> _STATED EXERCISE_
Gather up the lines with the word "this" in them.

[Raw records]
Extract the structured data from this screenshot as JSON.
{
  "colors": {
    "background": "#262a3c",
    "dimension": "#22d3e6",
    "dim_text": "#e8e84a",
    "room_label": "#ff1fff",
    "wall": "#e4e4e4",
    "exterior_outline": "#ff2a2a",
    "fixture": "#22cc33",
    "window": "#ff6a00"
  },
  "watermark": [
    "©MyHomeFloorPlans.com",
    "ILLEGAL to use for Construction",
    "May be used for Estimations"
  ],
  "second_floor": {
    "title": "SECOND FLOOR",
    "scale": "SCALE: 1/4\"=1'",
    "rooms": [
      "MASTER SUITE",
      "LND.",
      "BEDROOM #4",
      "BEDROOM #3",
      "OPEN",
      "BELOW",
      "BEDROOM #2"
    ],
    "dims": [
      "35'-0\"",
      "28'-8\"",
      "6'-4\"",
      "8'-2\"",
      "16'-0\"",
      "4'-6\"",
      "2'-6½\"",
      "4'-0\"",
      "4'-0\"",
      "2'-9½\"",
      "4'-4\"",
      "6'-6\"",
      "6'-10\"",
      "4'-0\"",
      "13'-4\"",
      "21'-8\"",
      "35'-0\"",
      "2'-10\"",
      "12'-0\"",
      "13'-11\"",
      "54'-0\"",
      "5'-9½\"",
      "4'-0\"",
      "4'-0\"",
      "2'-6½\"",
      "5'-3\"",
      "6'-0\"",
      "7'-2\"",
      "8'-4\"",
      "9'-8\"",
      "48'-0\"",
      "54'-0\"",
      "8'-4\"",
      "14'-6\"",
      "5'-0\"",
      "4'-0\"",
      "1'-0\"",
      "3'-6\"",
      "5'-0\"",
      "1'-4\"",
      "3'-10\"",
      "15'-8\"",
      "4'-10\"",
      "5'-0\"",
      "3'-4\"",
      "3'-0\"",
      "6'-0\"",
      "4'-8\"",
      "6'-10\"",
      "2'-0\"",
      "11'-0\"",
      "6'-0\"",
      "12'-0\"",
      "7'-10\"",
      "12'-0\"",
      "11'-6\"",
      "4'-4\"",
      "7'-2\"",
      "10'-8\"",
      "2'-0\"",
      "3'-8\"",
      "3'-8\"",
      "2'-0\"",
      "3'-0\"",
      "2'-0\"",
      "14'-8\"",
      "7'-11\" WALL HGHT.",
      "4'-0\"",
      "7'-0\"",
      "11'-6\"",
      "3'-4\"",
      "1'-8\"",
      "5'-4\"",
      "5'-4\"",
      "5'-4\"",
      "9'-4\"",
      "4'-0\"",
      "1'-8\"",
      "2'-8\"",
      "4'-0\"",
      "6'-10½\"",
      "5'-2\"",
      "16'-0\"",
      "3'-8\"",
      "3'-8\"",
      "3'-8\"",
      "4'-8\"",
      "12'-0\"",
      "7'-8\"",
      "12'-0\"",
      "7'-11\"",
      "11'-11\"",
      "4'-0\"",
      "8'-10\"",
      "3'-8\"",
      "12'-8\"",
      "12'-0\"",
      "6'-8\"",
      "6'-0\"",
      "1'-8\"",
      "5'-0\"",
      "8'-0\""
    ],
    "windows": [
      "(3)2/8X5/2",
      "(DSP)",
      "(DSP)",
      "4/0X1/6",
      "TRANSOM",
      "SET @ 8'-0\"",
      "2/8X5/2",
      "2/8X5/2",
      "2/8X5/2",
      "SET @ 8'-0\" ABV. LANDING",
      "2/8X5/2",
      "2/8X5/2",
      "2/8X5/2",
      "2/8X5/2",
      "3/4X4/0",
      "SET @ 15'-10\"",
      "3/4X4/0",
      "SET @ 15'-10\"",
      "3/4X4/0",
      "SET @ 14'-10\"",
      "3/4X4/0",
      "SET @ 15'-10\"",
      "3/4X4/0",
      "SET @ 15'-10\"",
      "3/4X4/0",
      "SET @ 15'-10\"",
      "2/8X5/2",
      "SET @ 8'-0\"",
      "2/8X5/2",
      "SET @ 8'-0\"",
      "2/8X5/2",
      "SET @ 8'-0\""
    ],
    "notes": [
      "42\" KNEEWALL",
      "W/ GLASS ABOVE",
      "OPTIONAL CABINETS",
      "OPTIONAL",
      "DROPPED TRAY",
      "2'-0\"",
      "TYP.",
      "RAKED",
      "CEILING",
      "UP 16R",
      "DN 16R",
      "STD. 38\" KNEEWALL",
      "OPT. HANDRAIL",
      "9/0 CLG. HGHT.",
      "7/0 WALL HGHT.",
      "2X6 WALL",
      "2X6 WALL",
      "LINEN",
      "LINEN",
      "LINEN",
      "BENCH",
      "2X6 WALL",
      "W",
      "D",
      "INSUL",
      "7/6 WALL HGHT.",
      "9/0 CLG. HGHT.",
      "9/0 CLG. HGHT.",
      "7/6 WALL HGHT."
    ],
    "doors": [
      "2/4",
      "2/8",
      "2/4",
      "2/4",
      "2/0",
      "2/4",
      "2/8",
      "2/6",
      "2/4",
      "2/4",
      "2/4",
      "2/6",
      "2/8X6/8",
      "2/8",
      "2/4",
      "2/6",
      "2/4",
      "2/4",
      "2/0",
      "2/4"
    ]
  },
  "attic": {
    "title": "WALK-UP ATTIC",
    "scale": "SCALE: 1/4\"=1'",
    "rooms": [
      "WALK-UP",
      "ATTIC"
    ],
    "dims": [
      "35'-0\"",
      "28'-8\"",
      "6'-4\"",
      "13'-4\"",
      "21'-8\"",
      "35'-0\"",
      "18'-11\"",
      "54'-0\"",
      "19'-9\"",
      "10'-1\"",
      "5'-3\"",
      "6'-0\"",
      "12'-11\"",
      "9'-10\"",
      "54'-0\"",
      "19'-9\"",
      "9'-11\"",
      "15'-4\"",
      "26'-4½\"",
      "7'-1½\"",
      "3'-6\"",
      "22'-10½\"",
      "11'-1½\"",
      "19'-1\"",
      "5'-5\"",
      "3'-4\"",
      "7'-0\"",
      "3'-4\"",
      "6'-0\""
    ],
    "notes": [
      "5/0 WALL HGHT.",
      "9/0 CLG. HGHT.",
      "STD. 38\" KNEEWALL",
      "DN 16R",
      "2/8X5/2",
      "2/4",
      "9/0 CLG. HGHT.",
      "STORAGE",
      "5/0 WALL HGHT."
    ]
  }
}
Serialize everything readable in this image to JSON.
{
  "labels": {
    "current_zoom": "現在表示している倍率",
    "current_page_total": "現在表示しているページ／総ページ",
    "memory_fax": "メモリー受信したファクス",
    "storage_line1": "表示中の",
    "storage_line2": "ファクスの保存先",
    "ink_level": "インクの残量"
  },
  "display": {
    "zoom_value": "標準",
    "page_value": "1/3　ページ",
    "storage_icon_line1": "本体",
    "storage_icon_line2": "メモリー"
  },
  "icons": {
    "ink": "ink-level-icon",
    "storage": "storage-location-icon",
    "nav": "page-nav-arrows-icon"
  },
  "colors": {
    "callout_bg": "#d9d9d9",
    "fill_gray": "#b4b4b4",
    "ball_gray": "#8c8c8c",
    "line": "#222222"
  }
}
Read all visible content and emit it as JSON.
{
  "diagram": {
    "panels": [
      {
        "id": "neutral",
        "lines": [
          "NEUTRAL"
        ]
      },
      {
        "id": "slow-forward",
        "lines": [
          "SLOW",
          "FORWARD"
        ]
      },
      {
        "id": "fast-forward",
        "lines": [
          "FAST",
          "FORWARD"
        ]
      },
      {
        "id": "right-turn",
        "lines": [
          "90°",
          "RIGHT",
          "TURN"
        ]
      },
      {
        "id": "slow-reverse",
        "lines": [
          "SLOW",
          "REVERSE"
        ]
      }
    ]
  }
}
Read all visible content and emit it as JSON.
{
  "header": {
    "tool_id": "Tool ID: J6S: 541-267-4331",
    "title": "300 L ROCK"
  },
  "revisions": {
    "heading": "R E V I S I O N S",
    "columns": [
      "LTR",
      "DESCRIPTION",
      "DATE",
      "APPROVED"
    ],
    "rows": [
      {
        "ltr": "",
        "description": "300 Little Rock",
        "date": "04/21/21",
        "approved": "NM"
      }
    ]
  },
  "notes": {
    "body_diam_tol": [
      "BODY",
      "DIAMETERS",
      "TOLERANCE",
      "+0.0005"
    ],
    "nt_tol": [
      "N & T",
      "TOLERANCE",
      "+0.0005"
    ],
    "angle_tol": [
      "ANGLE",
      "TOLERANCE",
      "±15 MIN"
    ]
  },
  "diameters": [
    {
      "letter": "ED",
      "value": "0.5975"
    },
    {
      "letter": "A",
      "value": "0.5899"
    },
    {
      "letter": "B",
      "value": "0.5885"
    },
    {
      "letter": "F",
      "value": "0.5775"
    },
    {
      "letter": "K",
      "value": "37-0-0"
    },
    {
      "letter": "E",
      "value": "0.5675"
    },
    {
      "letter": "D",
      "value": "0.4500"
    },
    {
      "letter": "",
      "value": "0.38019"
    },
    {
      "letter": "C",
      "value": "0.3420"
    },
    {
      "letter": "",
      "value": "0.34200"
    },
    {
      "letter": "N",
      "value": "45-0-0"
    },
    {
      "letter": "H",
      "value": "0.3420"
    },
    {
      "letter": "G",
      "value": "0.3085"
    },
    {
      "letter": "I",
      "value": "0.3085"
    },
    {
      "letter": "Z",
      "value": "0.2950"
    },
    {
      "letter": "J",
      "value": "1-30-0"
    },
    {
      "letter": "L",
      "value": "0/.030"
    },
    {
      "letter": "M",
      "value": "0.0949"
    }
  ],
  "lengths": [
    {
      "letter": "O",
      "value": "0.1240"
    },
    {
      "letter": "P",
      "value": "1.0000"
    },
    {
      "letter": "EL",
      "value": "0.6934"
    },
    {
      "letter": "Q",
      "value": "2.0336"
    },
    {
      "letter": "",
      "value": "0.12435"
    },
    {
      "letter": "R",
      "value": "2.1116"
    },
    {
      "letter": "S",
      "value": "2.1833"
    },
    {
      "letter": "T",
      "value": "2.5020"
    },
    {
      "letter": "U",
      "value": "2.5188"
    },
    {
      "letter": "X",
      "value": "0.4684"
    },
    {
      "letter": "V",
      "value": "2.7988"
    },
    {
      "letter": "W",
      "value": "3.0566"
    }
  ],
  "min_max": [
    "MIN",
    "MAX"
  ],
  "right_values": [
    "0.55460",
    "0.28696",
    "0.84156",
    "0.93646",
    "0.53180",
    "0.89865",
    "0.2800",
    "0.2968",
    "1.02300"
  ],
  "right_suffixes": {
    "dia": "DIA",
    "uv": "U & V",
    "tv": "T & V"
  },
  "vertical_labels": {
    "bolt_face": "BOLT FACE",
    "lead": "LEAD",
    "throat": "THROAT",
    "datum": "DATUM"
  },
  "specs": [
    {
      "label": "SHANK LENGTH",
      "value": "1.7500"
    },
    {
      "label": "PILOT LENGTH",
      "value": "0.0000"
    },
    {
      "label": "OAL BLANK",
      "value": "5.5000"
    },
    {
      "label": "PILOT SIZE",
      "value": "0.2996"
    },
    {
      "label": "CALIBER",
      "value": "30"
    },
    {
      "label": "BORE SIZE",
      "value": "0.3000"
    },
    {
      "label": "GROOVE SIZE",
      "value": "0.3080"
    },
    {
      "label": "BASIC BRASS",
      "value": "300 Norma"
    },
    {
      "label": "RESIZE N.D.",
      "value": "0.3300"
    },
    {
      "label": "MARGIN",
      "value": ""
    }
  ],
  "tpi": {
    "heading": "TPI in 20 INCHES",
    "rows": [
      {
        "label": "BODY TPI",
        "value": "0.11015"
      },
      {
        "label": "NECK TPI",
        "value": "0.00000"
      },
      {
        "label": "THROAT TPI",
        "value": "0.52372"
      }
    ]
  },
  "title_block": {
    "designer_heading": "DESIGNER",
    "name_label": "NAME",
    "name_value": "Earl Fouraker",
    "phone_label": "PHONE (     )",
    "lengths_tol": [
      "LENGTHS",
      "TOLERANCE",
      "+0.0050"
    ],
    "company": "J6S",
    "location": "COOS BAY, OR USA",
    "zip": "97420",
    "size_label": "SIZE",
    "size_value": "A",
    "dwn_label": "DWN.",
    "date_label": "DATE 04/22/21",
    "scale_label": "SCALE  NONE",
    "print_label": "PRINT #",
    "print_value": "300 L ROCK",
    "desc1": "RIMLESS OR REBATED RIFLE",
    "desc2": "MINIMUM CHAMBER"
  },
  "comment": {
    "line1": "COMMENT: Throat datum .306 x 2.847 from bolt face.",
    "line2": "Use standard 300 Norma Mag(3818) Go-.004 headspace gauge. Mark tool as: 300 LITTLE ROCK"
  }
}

> _SOLVED PROBLEM_
Extract the structured data from this screenshot as JSON.
Serialize everything readable in this image to JSON.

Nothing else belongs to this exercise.